Problem details: Drop the pictures, then extract the listing word for word.

* start Materials provided *

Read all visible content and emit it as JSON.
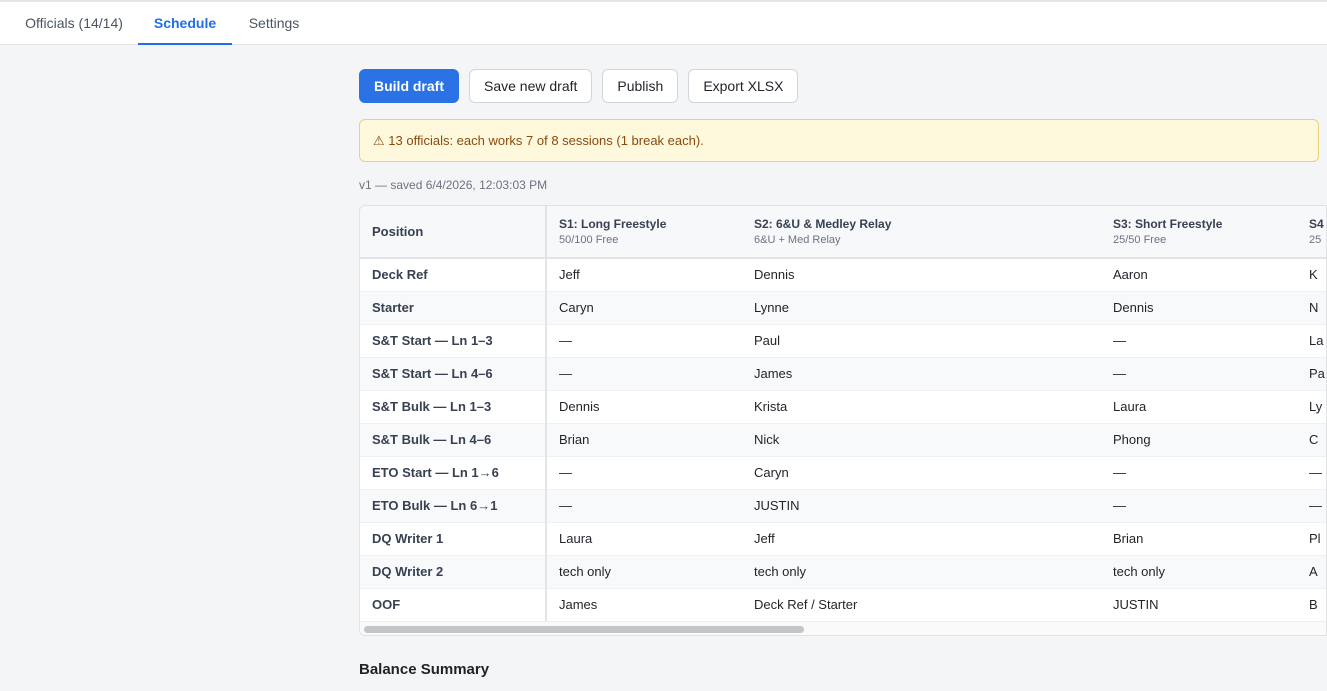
{
  "tabs": [
    {
      "label": "Officials (14/14)",
      "active": false
    },
    {
      "label": "Schedule",
      "active": true
    },
    {
      "label": "Settings",
      "active": false
    }
  ],
  "toolbar": {
    "build_label": "Build draft",
    "save_label": "Save new draft",
    "publish_label": "Publish",
    "export_label": "Export XLSX"
  },
  "alert": {
    "icon": "warning-icon",
    "text": "⚠ 13 officials: each works 7 of 8 sessions (1 break each)."
  },
  "version": "v1 — saved 6/4/2026, 12:03:03 PM",
  "table": {
    "position_header": "Position",
    "sessions": [
      {
        "title": "S1: Long Freestyle",
        "sub": "50/100 Free"
      },
      {
        "title": "S2: 6&U & Medley Relay",
        "sub": "6&U + Med Relay"
      },
      {
        "title": "S3: Short Freestyle",
        "sub": "25/50 Free"
      },
      {
        "title": "S4",
        "sub": "25"
      }
    ],
    "rows": [
      {
        "position": "Deck Ref",
        "cells": [
          "Jeff",
          "Dennis",
          "Aaron",
          "K"
        ]
      },
      {
        "position": "Starter",
        "cells": [
          "Caryn",
          "Lynne",
          "Dennis",
          "N"
        ]
      },
      {
        "position": "S&T Start — Ln 1–3",
        "cells": [
          "—",
          "Paul",
          "—",
          "La"
        ]
      },
      {
        "position": "S&T Start — Ln 4–6",
        "cells": [
          "—",
          "James",
          "—",
          "Pa"
        ]
      },
      {
        "position": "S&T Bulk — Ln 1–3",
        "cells": [
          "Dennis",
          "Krista",
          "Laura",
          "Ly"
        ]
      },
      {
        "position": "S&T Bulk — Ln 4–6",
        "cells": [
          "Brian",
          "Nick",
          "Phong",
          "C"
        ]
      },
      {
        "position": "ETO Start — Ln 1→6",
        "cells": [
          "—",
          "Caryn",
          "—",
          "—"
        ]
      },
      {
        "position": "ETO Bulk — Ln 6→1",
        "cells": [
          "—",
          "JUSTIN",
          "—",
          "—"
        ]
      },
      {
        "position": "DQ Writer 1",
        "cells": [
          "Laura",
          "Jeff",
          "Brian",
          "Pl"
        ]
      },
      {
        "position": "DQ Writer 2",
        "cells": [
          "tech only",
          "tech only",
          "tech only",
          "A"
        ]
      },
      {
        "position": "OOF",
        "cells": [
          "James",
          "Deck Ref / Starter",
          "JUSTIN",
          "B"
        ]
      }
    ]
  },
  "balance_summary_title": "Balance Summary"
}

* end Materials provided *

Written response:
Read all visible content and emit it as JSON.
{
  "tabs": [
    {
      "label": "Officials (14/14)",
      "active": false
    },
    {
      "label": "Schedule",
      "active": true
    },
    {
      "label": "Settings",
      "active": false
    }
  ],
  "toolbar": {
    "build_label": "Build draft",
    "save_label": "Save new draft",
    "publish_label": "Publish",
    "export_label": "Export XLSX"
  },
  "alert": {
    "icon": "warning-icon",
    "text": "⚠ 13 officials: each works 7 of 8 sessions (1 break each)."
  },
  "version": "v1 — saved 6/4/2026, 12:03:03 PM",
  "table": {
    "position_header": "Position",
    "sessions": [
      {
        "title": "S1: Long Freestyle",
        "sub": "50/100 Free"
      },
      {
        "title": "S2: 6&U & Medley Relay",
        "sub": "6&U + Med Relay"
      },
      {
        "title": "S3: Short Freestyle",
        "sub": "25/50 Free"
      },
      {
        "title": "S4",
        "sub": "25"
      }
    ],
    "rows": [
      {
        "position": "Deck Ref",
        "cells": [
          "Jeff",
          "Dennis",
          "Aaron",
          "K"
        ]
      },
      {
        "position": "Starter",
        "cells": [
          "Caryn",
          "Lynne",
          "Dennis",
          "N"
        ]
      },
      {
        "position": "S&T Start — Ln 1–3",
        "cells": [
          "—",
          "Paul",
          "—",
          "La"
        ]
      },
      {
        "position": "S&T Start — Ln 4–6",
        "cells": [
          "—",
          "James",
          "—",
          "Pa"
        ]
      },
      {
        "position": "S&T Bulk — Ln 1–3",
        "cells": [
          "Dennis",
          "Krista",
          "Laura",
          "Ly"
        ]
      },
      {
        "position": "S&T Bulk — Ln 4–6",
        "cells": [
          "Brian",
          "Nick",
          "Phong",
          "C"
        ]
      },
      {
        "position": "ETO Start — Ln 1→6",
        "cells": [
          "—",
          "Caryn",
          "—",
          "—"
        ]
      },
      {
        "position": "ETO Bulk — Ln 6→1",
        "cells": [
          "—",
          "JUSTIN",
          "—",
          "—"
        ]
      },
      {
        "position": "DQ Writer 1",
        "cells": [
          "Laura",
          "Jeff",
          "Brian",
          "Pl"
        ]
      },
      {
        "position": "DQ Writer 2",
        "cells": [
          "tech only",
          "tech only",
          "tech only",
          "A"
        ]
      },
      {
        "position": "OOF",
        "cells": [
          "James",
          "Deck Ref / Starter",
          "JUSTIN",
          "B"
        ]
      }
    ]
  },
  "balance_summary_title": "Balance Summary"
}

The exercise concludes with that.